Records from a collection:
[START]

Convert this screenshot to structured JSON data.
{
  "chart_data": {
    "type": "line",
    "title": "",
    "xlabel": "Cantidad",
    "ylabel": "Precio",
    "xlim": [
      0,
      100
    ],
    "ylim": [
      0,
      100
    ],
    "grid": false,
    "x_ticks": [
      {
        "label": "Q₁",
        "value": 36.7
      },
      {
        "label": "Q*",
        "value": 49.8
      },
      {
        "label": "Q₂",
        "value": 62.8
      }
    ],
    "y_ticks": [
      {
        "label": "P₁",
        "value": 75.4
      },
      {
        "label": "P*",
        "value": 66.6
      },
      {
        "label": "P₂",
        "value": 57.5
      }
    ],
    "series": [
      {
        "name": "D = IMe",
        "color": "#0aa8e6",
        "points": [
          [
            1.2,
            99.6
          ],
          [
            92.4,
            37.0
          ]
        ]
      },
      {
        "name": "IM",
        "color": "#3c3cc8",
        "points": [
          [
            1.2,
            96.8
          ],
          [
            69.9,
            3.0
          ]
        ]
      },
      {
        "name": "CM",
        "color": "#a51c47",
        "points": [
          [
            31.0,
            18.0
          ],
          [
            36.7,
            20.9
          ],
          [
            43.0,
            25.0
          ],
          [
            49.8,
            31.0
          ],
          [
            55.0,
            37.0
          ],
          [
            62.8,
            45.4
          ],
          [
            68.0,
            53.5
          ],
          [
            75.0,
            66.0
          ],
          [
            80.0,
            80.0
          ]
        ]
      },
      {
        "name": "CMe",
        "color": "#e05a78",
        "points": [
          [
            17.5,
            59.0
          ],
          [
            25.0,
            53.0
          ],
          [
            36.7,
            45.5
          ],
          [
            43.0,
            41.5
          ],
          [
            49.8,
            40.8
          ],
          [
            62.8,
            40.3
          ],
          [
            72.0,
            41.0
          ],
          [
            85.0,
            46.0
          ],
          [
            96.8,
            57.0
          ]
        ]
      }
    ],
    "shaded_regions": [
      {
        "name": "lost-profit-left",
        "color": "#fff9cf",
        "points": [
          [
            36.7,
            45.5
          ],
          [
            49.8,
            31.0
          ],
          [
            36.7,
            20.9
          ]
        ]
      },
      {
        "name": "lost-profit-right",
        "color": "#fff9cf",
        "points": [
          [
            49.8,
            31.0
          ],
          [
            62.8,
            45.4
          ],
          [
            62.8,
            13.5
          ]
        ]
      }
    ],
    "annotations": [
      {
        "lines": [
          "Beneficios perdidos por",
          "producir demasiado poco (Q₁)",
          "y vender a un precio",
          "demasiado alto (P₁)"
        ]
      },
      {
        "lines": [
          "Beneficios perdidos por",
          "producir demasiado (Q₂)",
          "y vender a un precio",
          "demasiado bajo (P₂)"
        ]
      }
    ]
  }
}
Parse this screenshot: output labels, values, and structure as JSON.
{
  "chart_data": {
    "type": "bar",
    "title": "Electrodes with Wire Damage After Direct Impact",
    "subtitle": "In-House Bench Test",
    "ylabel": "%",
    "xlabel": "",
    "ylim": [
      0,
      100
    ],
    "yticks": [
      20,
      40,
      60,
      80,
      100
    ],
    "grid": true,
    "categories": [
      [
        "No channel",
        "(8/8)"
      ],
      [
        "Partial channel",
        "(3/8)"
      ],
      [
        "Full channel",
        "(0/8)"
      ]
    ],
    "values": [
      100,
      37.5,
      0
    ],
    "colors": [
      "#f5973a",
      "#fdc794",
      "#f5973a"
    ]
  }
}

[END]

— INSTRUCTIONS FOR THE TASK —
Write out the material from the first line to the last, exactly.

— TASK RESULT —
Convert this screenshot to structured JSON data.
{
  "chart_data": {
    "type": "line",
    "title": "",
    "xlabel": "Cantidad",
    "ylabel": "Precio",
    "xlim": [
      0,
      100
    ],
    "ylim": [
      0,
      100
    ],
    "grid": false,
    "x_ticks": [
      {
        "label": "Q₁",
        "value": 36.7
      },
      {
        "label": "Q*",
        "value": 49.8
      },
      {
        "label": "Q₂",
        "value": 62.8
      }
    ],
    "y_ticks": [
      {
        "label": "P₁",
        "value": 75.4
      },
      {
        "label": "P*",
        "value": 66.6
      },
      {
        "label": "P₂",
        "value": 57.5
      }
    ],
    "series": [
      {
        "name": "D = IMe",
        "color": "#0aa8e6",
        "points": [
          [
            1.2,
            99.6
          ],
          [
            92.4,
            37.0
          ]
        ]
      },
      {
        "name": "IM",
        "color": "#3c3cc8",
        "points": [
          [
            1.2,
            96.8
          ],
          [
            69.9,
            3.0
          ]
        ]
      },
      {
        "name": "CM",
        "color": "#a51c47",
        "points": [
          [
            31.0,
            18.0
          ],
          [
            36.7,
            20.9
          ],
          [
            43.0,
            25.0
          ],
          [
            49.8,
            31.0
          ],
          [
            55.0,
            37.0
          ],
          [
            62.8,
            45.4
          ],
          [
            68.0,
            53.5
          ],
          [
            75.0,
            66.0
          ],
          [
            80.0,
            80.0
          ]
        ]
      },
      {
        "name": "CMe",
        "color": "#e05a78",
        "points": [
          [
            17.5,
            59.0
          ],
          [
            25.0,
            53.0
          ],
          [
            36.7,
            45.5
          ],
          [
            43.0,
            41.5
          ],
          [
            49.8,
            40.8
          ],
          [
            62.8,
            40.3
          ],
          [
            72.0,
            41.0
          ],
          [
            85.0,
            46.0
          ],
          [
            96.8,
            57.0
          ]
        ]
      }
    ],
    "shaded_regions": [
      {
        "name": "lost-profit-left",
        "color": "#fff9cf",
        "points": [
          [
            36.7,
            45.5
          ],
          [
            49.8,
            31.0
          ],
          [
            36.7,
            20.9
          ]
        ]
      },
      {
        "name": "lost-profit-right",
        "color": "#fff9cf",
        "points": [
          [
            49.8,
            31.0
          ],
          [
            62.8,
            45.4
          ],
          [
            62.8,
            13.5
          ]
        ]
      }
    ],
    "annotations": [
      {
        "lines": [
          "Beneficios perdidos por",
          "producir demasiado poco (Q₁)",
          "y vender a un precio",
          "demasiado alto (P₁)"
        ]
      },
      {
        "lines": [
          "Beneficios perdidos por",
          "producir demasiado (Q₂)",
          "y vender a un precio",
          "demasiado bajo (P₂)"
        ]
      }
    ]
  }
}
Parse this screenshot: output labels, values, and structure as JSON.
{
  "chart_data": {
    "type": "bar",
    "title": "Electrodes with Wire Damage After Direct Impact",
    "subtitle": "In-House Bench Test",
    "ylabel": "%",
    "xlabel": "",
    "ylim": [
      0,
      100
    ],
    "yticks": [
      20,
      40,
      60,
      80,
      100
    ],
    "grid": true,
    "categories": [
      [
        "No channel",
        "(8/8)"
      ],
      [
        "Partial channel",
        "(3/8)"
      ],
      [
        "Full channel",
        "(0/8)"
      ]
    ],
    "values": [
      100,
      37.5,
      0
    ],
    "colors": [
      "#f5973a",
      "#fdc794",
      "#f5973a"
    ]
  }
}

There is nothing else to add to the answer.